» Extracted records:
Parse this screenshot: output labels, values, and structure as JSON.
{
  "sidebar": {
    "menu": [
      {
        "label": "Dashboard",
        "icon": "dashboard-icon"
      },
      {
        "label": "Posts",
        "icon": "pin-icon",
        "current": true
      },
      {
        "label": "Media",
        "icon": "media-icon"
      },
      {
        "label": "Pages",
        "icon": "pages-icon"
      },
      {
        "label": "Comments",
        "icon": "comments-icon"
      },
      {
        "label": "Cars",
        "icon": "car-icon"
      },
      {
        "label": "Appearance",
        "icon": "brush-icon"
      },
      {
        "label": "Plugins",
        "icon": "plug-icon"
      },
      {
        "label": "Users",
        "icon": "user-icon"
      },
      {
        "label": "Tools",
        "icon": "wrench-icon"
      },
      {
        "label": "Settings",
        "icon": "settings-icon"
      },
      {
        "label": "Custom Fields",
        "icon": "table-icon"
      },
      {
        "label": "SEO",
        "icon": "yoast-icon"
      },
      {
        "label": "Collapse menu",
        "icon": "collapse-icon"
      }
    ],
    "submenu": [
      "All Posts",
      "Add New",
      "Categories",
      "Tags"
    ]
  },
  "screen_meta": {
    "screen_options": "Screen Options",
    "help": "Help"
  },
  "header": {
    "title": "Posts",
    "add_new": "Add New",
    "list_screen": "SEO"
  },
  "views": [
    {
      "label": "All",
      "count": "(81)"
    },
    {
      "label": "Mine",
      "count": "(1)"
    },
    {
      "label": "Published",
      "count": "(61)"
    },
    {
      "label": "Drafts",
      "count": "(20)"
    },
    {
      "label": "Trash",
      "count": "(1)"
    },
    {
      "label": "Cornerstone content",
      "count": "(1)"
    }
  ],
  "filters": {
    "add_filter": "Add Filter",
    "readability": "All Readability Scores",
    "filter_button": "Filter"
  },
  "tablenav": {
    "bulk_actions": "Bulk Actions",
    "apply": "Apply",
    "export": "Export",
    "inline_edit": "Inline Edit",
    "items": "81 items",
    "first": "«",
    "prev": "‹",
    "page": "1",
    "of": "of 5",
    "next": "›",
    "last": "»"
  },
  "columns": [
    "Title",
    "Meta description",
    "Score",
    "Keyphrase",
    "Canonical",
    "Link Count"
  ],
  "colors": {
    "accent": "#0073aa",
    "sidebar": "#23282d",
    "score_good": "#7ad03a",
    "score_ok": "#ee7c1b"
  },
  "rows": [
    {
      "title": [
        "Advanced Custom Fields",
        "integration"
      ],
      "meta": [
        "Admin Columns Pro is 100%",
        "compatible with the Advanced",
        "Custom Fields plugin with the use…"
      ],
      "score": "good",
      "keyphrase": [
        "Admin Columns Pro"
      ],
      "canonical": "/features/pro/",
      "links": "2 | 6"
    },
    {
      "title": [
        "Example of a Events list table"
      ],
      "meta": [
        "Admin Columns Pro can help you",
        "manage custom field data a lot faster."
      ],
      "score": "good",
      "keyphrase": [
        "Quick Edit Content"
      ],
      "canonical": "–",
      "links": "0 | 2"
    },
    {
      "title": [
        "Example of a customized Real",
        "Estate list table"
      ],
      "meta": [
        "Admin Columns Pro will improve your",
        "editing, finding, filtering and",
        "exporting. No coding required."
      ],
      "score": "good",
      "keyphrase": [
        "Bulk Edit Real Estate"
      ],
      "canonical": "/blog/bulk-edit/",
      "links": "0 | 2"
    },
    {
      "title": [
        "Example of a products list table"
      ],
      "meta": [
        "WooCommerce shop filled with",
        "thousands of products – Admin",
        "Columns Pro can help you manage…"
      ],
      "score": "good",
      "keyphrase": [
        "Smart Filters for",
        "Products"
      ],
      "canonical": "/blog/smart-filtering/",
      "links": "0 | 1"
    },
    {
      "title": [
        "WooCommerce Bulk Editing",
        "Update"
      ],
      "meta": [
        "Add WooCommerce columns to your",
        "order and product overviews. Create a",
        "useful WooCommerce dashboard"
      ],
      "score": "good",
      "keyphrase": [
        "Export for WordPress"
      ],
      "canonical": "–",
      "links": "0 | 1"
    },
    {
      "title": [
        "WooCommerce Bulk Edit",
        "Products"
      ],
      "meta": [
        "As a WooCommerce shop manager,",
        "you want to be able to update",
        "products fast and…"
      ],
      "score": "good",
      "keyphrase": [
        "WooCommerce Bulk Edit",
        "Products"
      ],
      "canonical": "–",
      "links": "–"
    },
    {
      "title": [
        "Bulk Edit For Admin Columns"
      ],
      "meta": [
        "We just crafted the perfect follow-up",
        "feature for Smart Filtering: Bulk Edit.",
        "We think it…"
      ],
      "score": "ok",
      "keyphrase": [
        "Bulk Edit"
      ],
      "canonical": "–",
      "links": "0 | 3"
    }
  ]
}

» The request: Report all lines of the material that contain the word "Real".

» Result of the task:
        "Example of a customized Real",
        "Bulk Edit Real Estate"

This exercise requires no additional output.